• _Task brief_: Give back exactly the lines from the one containing "Type out the text in this image." through the end of the records, including both, and no others.
--*--
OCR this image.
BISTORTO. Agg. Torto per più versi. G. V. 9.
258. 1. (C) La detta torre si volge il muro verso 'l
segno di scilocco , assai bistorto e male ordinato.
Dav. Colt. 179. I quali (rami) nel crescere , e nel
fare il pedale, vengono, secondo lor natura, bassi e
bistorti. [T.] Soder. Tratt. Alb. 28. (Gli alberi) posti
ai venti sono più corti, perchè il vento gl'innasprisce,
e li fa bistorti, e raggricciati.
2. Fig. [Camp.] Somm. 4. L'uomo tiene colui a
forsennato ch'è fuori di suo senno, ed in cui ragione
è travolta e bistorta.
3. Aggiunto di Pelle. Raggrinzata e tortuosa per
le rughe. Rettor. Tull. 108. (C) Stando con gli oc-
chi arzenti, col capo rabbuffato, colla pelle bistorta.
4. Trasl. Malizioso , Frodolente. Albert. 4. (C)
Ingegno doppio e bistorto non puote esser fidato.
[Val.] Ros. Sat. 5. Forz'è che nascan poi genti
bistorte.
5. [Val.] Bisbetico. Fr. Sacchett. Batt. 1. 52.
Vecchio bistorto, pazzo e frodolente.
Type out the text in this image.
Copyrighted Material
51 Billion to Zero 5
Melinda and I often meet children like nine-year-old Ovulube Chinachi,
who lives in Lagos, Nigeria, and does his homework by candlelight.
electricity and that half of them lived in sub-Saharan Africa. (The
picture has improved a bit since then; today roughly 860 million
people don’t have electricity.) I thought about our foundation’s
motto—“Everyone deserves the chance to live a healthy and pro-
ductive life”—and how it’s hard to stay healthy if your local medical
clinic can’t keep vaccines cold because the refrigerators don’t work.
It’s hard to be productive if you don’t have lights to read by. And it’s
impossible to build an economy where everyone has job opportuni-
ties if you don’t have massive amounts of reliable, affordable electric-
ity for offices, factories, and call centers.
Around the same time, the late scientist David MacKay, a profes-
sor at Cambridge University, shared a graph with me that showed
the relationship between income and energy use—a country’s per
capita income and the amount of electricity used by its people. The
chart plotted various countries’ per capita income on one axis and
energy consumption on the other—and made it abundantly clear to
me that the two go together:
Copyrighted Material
--*--
• _Result for this exercise_:
Type out the text in this image.
Copyrighted Material
51 Billion to Zero 5
Melinda and I often meet children like nine-year-old Ovulube Chinachi,
who lives in Lagos, Nigeria, and does his homework by candlelight.
electricity and that half of them lived in sub-Saharan Africa. (The
picture has improved a bit since then; today roughly 860 million
people don’t have electricity.) I thought about our foundation’s
motto—“Everyone deserves the chance to live a healthy and pro-
ductive life”—and how it’s hard to stay healthy if your local medical
clinic can’t keep vaccines cold because the refrigerators don’t work.
It’s hard to be productive if you don’t have lights to read by. And it’s
impossible to build an economy where everyone has job opportuni-
ties if you don’t have massive amounts of reliable, affordable electric-
ity for offices, factories, and call centers.
Around the same time, the late scientist David MacKay, a profes-
sor at Cambridge University, shared a graph with me that showed
the relationship between income and energy use—a country’s per
capita income and the amount of electricity used by its people. The
chart plotted various countries’ per capita income on one axis and
energy consumption on the other—and made it abundantly clear to
me that the two go together:
Copyrighted Material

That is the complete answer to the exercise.